[Data entries]
start

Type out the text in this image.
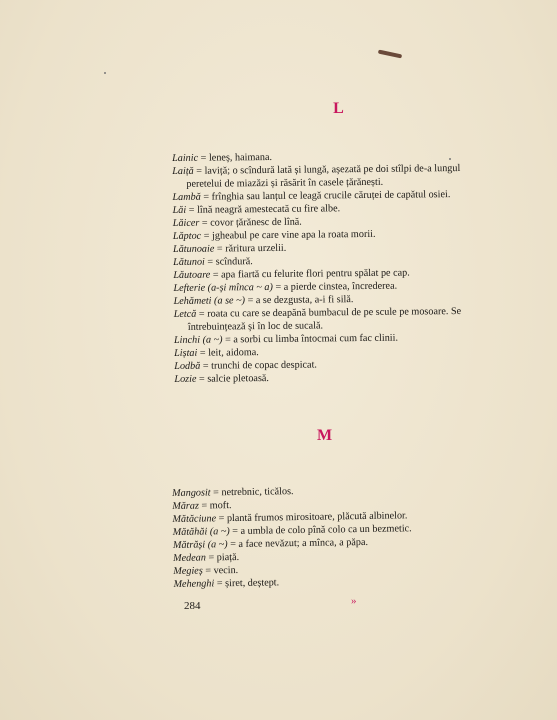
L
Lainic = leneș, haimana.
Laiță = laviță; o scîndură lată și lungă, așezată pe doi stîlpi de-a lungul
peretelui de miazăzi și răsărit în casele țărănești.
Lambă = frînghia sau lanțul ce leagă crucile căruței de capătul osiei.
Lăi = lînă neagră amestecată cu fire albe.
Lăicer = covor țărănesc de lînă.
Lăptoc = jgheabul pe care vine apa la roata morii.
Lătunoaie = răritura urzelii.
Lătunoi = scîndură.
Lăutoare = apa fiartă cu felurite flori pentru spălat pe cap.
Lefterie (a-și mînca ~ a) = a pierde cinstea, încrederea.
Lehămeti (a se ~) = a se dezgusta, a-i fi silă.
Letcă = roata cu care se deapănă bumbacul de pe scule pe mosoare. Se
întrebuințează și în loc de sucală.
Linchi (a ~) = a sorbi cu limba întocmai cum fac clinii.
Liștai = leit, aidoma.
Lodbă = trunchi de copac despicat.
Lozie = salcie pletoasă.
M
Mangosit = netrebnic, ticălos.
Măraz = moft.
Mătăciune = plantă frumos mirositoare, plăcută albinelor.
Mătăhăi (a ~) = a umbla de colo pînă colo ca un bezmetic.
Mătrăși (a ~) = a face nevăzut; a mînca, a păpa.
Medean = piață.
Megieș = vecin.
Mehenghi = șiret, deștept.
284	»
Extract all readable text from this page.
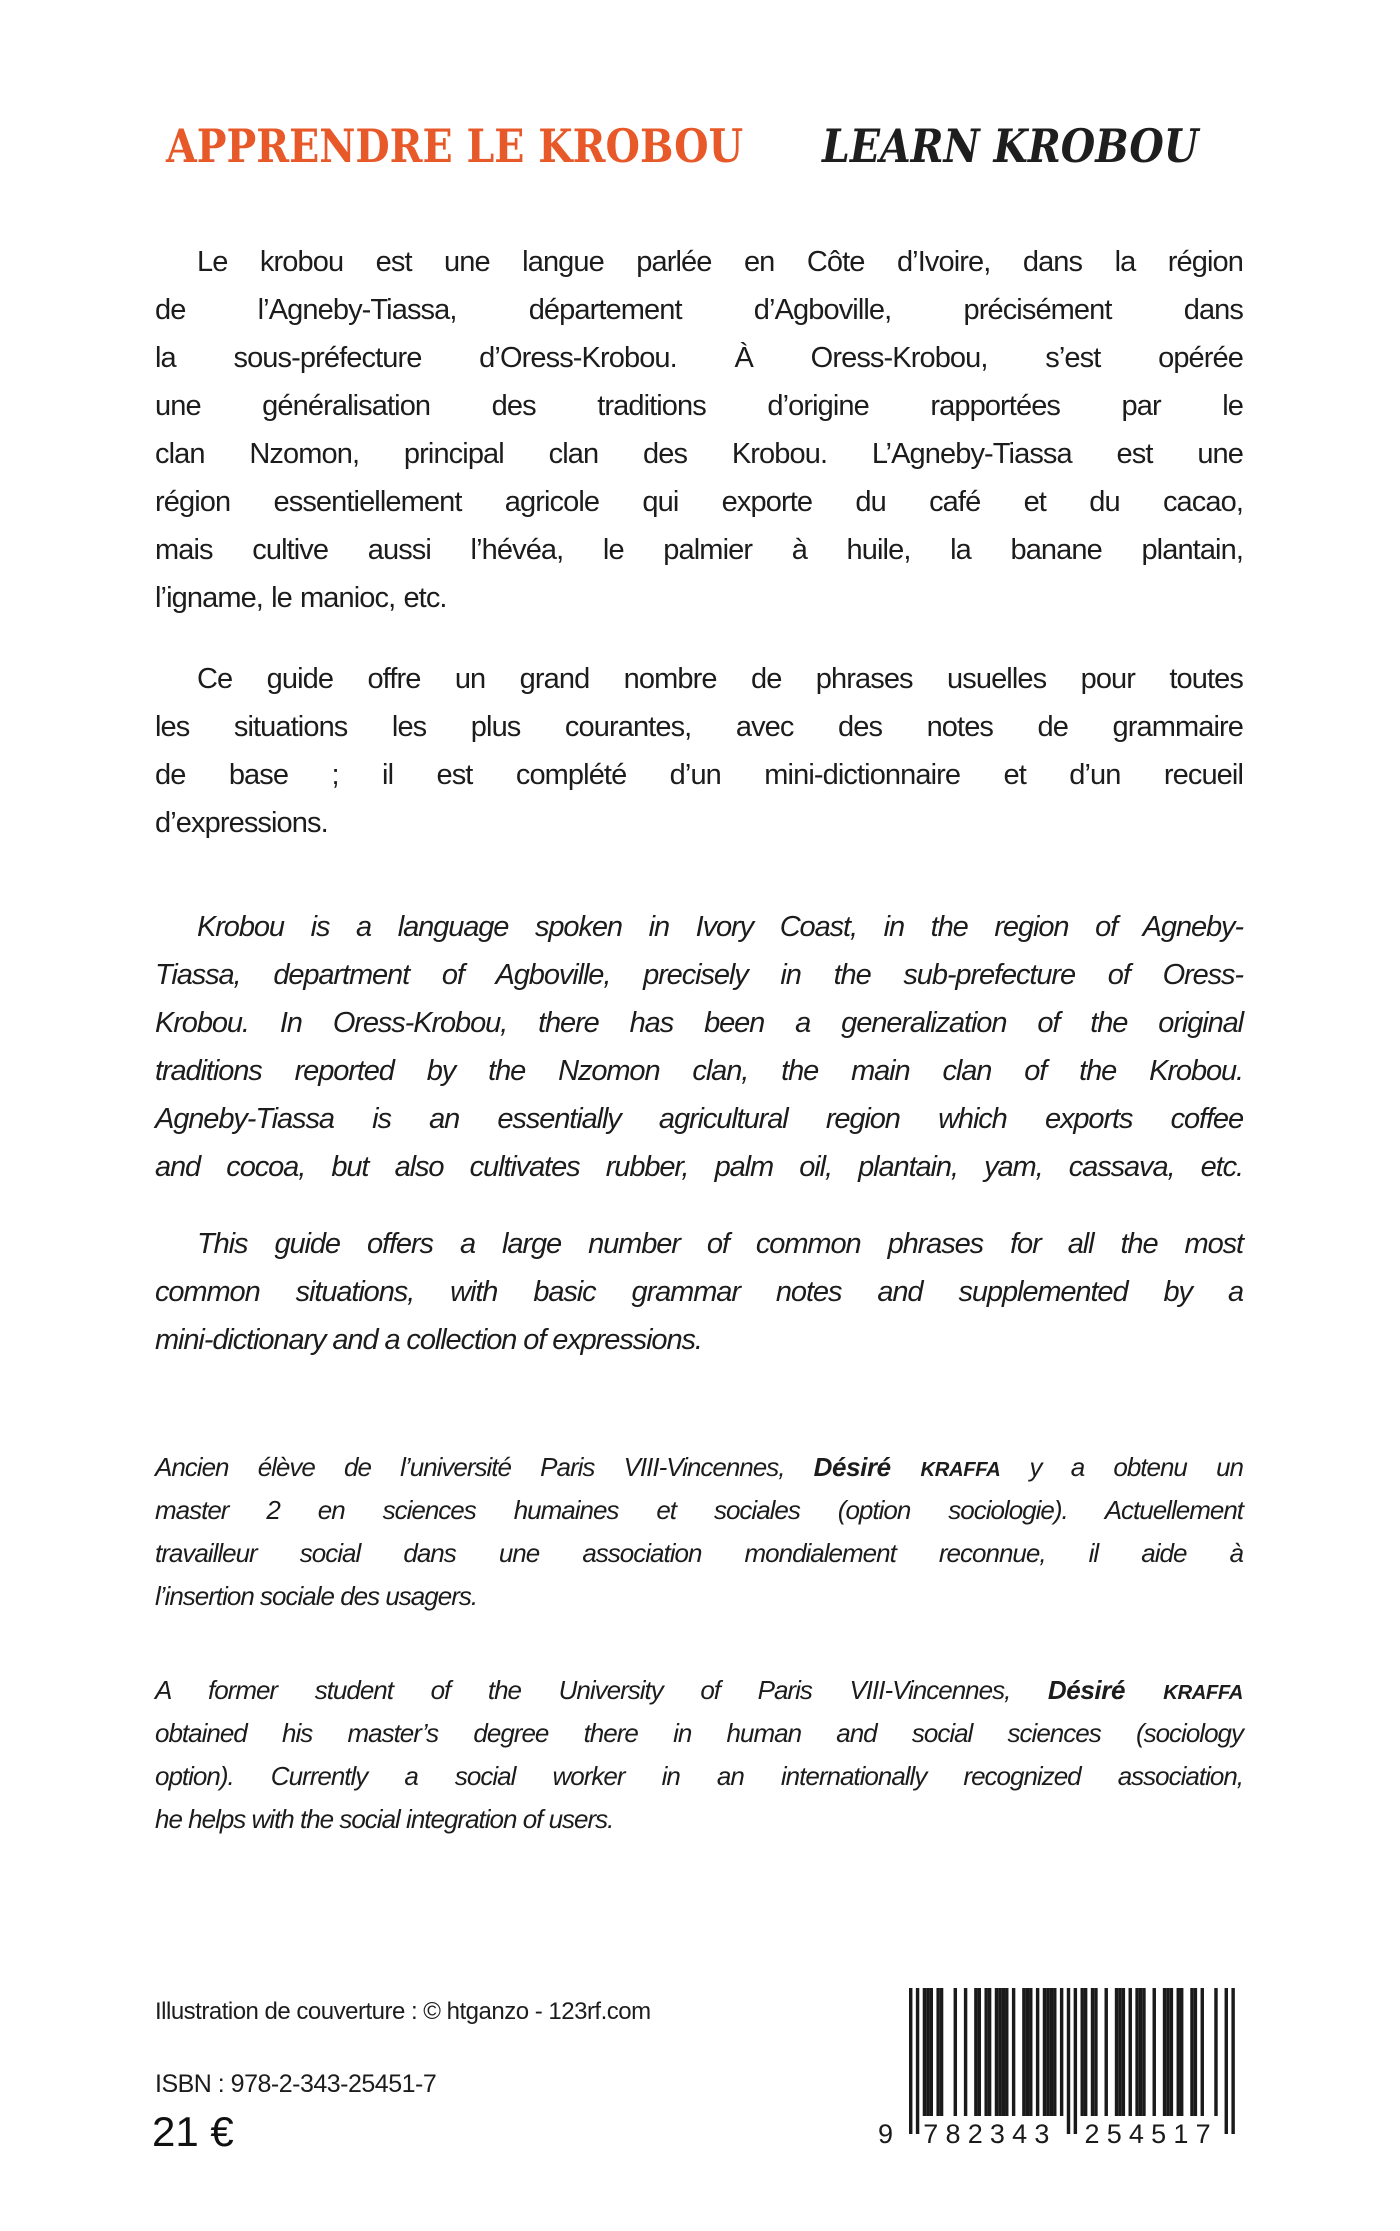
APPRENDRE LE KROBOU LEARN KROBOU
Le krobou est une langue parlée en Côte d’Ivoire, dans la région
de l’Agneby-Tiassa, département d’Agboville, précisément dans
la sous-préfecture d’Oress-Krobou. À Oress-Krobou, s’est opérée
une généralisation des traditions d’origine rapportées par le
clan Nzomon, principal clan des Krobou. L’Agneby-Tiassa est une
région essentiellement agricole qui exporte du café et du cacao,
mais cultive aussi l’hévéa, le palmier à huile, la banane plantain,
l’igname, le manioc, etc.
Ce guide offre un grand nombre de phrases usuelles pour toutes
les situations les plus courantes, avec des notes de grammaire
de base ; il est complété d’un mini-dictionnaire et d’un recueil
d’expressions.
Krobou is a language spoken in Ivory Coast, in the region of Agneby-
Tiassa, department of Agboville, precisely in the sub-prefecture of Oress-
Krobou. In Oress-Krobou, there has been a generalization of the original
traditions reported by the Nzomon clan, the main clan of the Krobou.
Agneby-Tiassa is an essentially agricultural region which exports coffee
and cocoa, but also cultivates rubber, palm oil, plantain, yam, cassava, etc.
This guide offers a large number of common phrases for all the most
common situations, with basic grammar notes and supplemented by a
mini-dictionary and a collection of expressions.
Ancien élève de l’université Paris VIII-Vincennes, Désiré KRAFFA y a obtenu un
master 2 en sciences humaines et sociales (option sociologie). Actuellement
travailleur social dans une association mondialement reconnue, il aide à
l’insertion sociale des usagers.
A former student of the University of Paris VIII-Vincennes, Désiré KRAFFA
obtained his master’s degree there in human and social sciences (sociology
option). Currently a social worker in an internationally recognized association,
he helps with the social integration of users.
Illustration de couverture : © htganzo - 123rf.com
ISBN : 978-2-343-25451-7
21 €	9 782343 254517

end
start

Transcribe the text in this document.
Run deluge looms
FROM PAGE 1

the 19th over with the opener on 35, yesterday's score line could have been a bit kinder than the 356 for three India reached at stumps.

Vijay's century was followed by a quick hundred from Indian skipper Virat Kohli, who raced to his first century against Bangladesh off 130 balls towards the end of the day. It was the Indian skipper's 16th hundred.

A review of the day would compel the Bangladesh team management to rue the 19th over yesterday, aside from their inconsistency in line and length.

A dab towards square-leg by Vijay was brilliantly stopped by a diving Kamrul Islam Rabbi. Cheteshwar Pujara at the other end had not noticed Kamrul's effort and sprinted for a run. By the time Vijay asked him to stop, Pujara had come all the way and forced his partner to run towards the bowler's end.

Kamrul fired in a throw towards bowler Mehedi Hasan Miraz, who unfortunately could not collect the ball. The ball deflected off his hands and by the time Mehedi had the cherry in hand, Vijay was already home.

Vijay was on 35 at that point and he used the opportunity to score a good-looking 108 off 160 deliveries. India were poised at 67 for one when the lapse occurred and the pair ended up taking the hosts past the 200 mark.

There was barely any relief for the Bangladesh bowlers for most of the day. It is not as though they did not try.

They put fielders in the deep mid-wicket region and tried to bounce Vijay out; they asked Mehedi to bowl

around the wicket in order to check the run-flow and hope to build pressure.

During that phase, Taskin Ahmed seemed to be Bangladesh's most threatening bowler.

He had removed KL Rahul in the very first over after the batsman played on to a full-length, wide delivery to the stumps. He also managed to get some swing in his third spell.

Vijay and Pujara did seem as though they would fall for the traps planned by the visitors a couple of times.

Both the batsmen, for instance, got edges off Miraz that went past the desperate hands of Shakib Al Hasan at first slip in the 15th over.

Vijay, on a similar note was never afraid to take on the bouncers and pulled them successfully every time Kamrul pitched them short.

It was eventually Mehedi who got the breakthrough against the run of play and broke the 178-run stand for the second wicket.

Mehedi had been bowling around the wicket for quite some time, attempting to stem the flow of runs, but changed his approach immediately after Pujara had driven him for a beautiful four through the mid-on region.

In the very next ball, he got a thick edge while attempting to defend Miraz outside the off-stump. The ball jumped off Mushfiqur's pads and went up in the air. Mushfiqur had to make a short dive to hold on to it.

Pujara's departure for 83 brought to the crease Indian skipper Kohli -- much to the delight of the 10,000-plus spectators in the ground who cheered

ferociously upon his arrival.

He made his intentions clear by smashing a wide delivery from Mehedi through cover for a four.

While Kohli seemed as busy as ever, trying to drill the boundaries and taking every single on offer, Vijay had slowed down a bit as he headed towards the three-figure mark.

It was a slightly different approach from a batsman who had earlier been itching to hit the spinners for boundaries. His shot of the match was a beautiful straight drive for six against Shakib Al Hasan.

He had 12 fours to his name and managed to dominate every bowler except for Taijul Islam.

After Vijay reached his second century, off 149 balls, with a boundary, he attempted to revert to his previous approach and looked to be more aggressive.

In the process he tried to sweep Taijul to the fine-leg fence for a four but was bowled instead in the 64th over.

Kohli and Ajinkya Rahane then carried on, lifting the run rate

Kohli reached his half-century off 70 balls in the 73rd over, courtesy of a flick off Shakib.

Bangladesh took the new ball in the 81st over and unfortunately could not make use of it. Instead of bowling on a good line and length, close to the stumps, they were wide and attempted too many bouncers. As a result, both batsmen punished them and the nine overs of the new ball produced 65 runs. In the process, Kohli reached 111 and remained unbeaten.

end

Problem statement
Every line of the listing that holds "score" should be found and copied.

Answer to the exercise
the 19th over with the opener on 35, yesterday's score line could have been a bit kinder than the 356 for three India reached at stumps.
Vijay was on 35 at that point and he used the opportunity to score a good-looking 108 off 160 deliveries. India were poised at 67 for one when the lapse occurred and the pair ended up taking the hosts past the 200 mark.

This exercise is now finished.